━━━━━ Source excerpt ━━━━━

At the risk of sounding presumptuous, nothing like writing about something you know, in the experiential sense of that word.
Which is not to say that “the staff” doesn’t make its best effort to keep up with what the current generation of Jazz players are putting out there.
Thanks to recording labels like BFM Jazz, Capri, Criss Cross, Reservoir, Sharp Nine, Sunnyside and a host of self-produced recordings that hit the mailbox of the JazzProfiles offices along with a variety of public and media relations information, we have the opportunity to listen to a great variety of music on the current Jazz scene.
Not all of this music speaks to us, but occasionally we run into a player like alto saxophonist Mike Di Rubbo who totally knocks us out.
Here’s a media release that offers a nice overview of Mike and his music.
“Today, in an age where media-created young lions are more interested in downloads than down beats, alto saxophonist/composer/bandleader/educator Mike DiRubbo is the real deal.

━━━━━ Raw data ━━━━━

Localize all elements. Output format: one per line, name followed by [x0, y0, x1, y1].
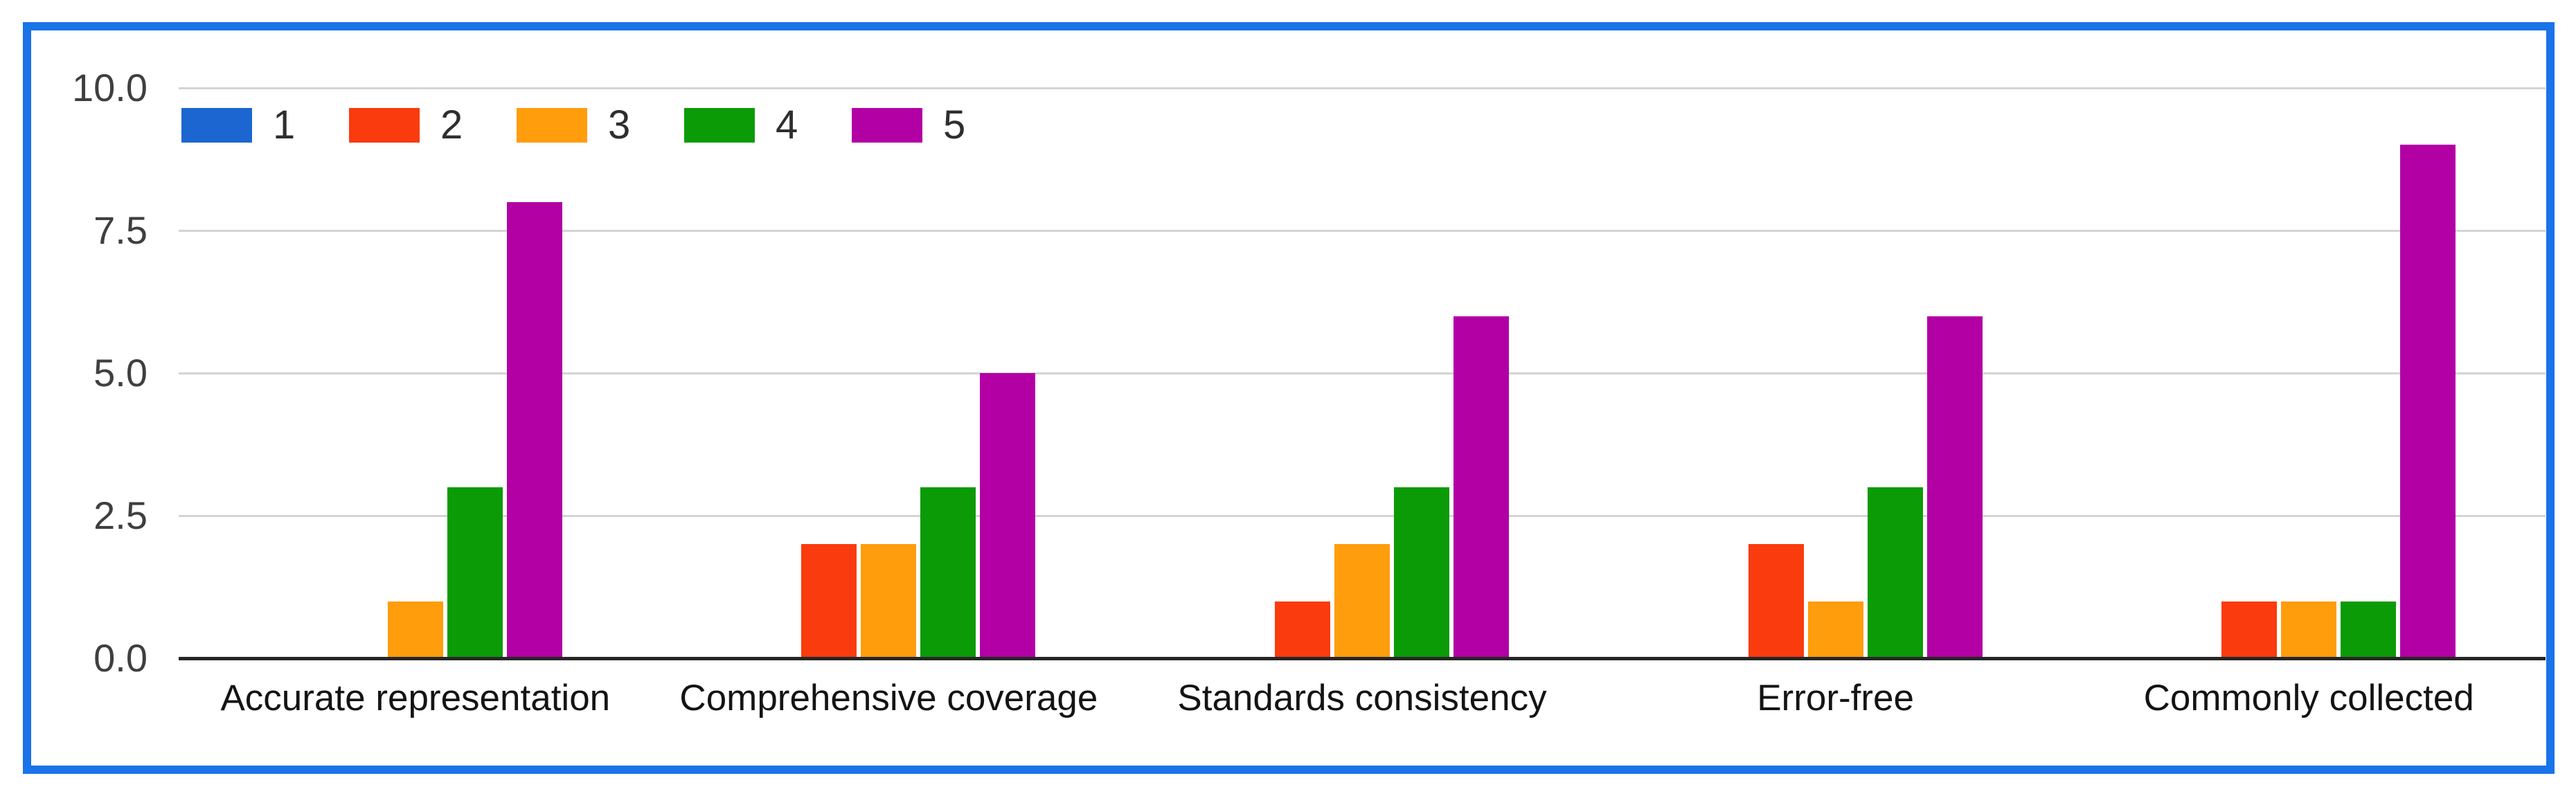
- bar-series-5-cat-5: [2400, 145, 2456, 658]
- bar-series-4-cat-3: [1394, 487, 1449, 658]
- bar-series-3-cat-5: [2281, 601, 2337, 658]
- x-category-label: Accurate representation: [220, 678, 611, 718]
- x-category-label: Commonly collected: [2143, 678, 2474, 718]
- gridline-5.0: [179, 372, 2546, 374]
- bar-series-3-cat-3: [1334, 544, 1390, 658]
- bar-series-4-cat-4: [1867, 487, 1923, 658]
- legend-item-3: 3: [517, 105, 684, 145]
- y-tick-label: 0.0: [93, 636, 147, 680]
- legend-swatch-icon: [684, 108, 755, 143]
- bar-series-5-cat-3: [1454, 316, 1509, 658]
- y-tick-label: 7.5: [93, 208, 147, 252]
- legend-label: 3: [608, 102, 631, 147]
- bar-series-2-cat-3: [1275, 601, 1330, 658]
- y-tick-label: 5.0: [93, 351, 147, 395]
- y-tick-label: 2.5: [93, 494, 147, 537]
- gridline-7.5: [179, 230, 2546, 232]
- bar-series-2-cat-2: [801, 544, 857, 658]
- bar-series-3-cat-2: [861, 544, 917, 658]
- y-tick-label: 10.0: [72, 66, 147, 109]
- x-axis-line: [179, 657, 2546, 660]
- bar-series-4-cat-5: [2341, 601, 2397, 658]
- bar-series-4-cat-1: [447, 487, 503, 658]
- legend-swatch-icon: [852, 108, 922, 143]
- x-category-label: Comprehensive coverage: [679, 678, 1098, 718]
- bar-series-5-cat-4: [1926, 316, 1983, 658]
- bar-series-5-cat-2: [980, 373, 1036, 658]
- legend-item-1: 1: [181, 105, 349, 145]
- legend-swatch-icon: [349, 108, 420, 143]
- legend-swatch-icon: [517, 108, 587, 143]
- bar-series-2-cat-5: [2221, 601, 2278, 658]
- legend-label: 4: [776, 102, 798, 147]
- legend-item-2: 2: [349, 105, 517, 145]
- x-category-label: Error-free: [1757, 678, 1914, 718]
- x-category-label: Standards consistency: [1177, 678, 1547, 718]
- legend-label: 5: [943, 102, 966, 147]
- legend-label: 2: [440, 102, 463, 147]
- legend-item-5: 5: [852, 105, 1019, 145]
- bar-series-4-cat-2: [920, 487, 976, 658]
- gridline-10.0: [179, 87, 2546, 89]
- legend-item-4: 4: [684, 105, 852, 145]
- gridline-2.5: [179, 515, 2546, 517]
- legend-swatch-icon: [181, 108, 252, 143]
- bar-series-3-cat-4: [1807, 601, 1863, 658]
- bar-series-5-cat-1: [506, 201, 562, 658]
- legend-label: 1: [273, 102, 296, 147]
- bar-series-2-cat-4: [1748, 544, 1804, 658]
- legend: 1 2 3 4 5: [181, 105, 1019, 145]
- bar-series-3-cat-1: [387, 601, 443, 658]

━━━━━
━━━━━ Raw data ━━━━━

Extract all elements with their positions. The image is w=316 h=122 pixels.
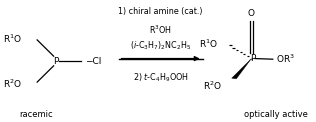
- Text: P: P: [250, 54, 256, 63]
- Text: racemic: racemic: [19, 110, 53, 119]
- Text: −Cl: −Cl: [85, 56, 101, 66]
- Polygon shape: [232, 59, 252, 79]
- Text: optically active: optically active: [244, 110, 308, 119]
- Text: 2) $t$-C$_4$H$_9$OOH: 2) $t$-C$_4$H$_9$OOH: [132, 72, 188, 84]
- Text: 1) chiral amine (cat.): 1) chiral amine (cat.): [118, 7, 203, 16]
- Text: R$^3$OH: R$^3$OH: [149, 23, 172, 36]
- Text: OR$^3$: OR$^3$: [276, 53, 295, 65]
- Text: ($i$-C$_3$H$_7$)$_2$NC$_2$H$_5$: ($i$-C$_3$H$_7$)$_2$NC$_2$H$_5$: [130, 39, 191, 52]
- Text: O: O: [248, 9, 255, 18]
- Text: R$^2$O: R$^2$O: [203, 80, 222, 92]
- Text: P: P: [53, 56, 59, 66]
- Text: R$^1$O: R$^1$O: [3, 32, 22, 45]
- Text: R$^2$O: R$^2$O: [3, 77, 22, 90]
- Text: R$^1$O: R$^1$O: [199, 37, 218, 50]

━━━━━
━━━━━ Raw data ━━━━━

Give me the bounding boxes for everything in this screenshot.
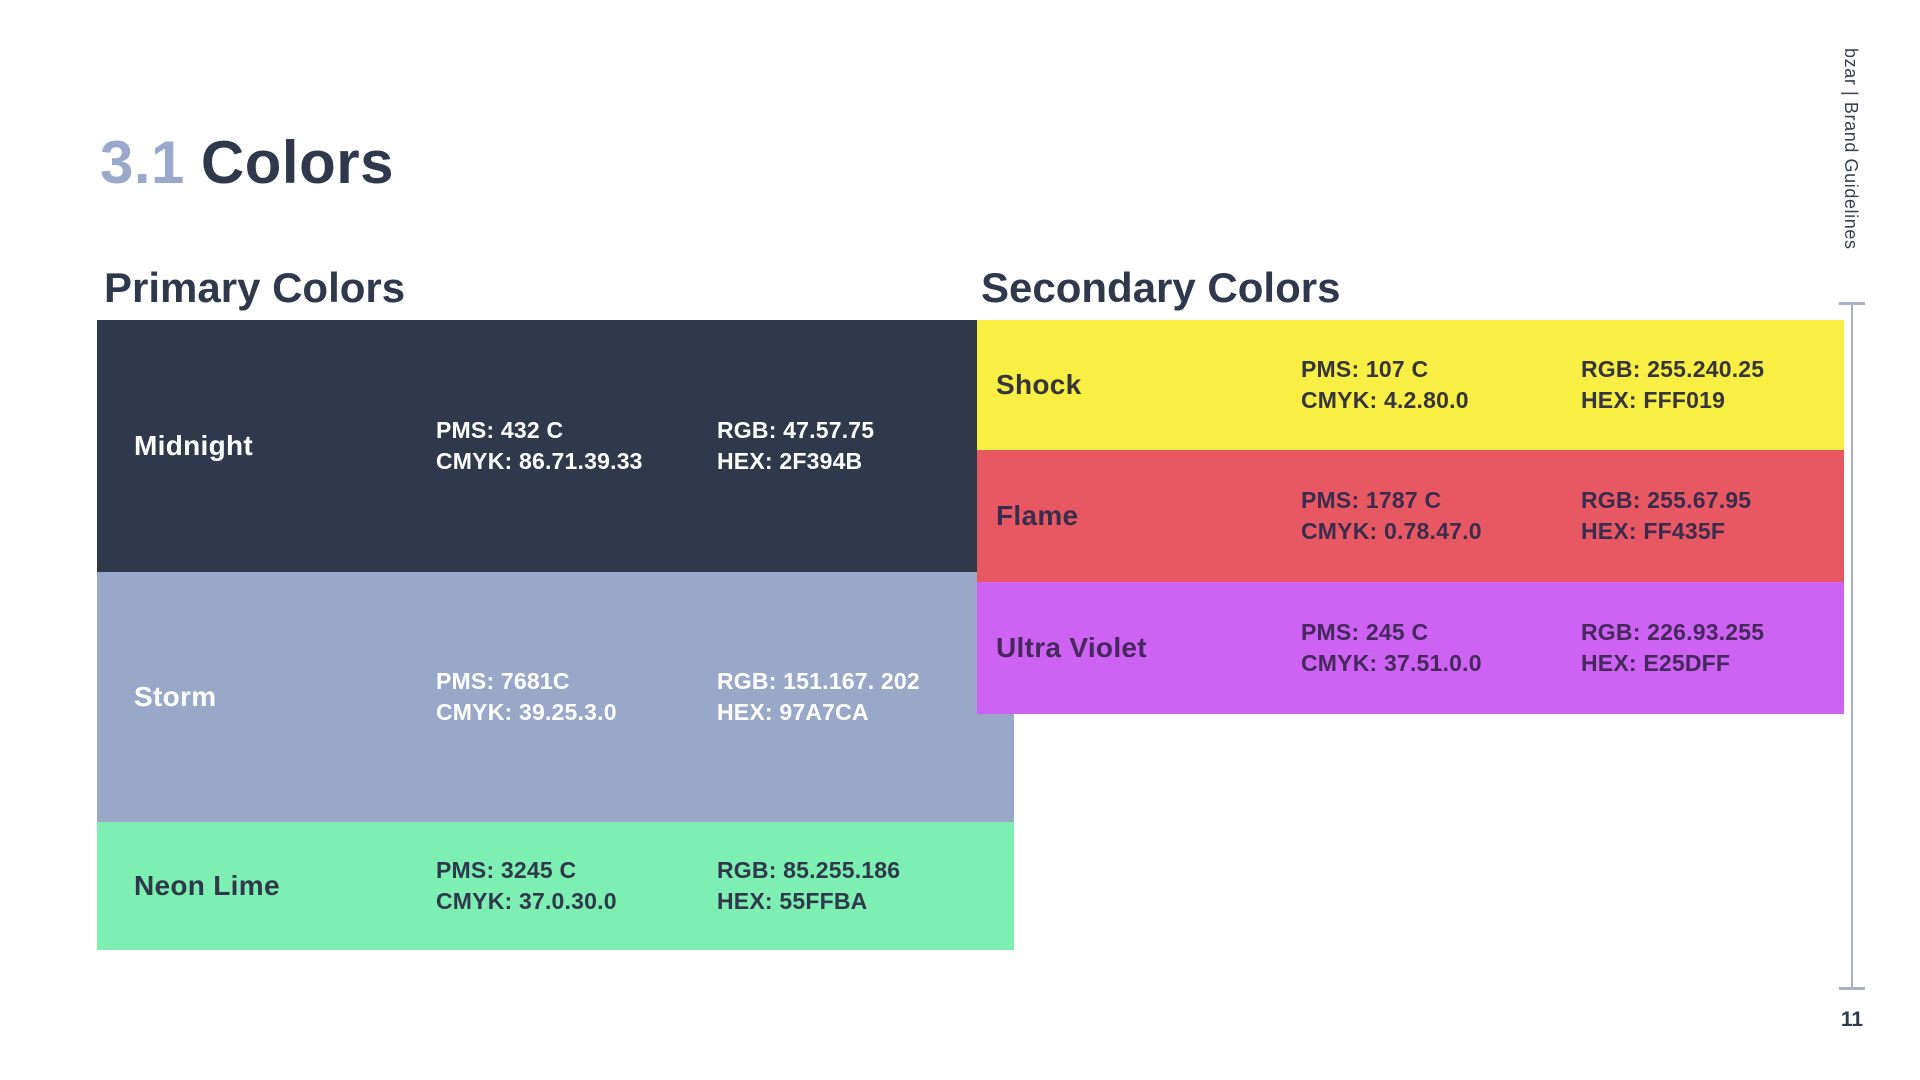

━━━━━

## What the task asks
Please carry on the excerpt about alto saxophonist Mike DiRubbo, picking up after its last sentence.

## Task output
Ever since he arrived in New York two decades ago, DiRubbo has reigned supreme as one of the most durable and dynamic musicians of his generation. That bold statement is augmented by the aural evidence of his work with the brightest jazz stars including Tony Reedus, Larry Willis, Eddie Henderson, Clarence “Gatemouth” Brown, Dwayne Burno, Peter Washington, Carl Allen, John Hicks and Cecil Payne, and as a solo artist, with eight critically-acclaimed CD’s as a leader. DiRubbo has worked in various New York clubs including Smalls, Smoke, 55 Bar, the Kitano, and has also performed in many national and international venues including the Litchfield Jazz Festival, Vizta Jazz in Rio de Janeiro, The Maze in Rio de Janeiro, Ronnie Scott’s and Pizza Express in London, the Clifford Brown Jazz Festival, the Greater Hartford Festival of Jazz, the JVC Jazz Festival in NYC, the Jazz, Blues and Videotape festival in Tel Aviv, Ferrara Jazz in Italy, and Ancona Jazz Festival.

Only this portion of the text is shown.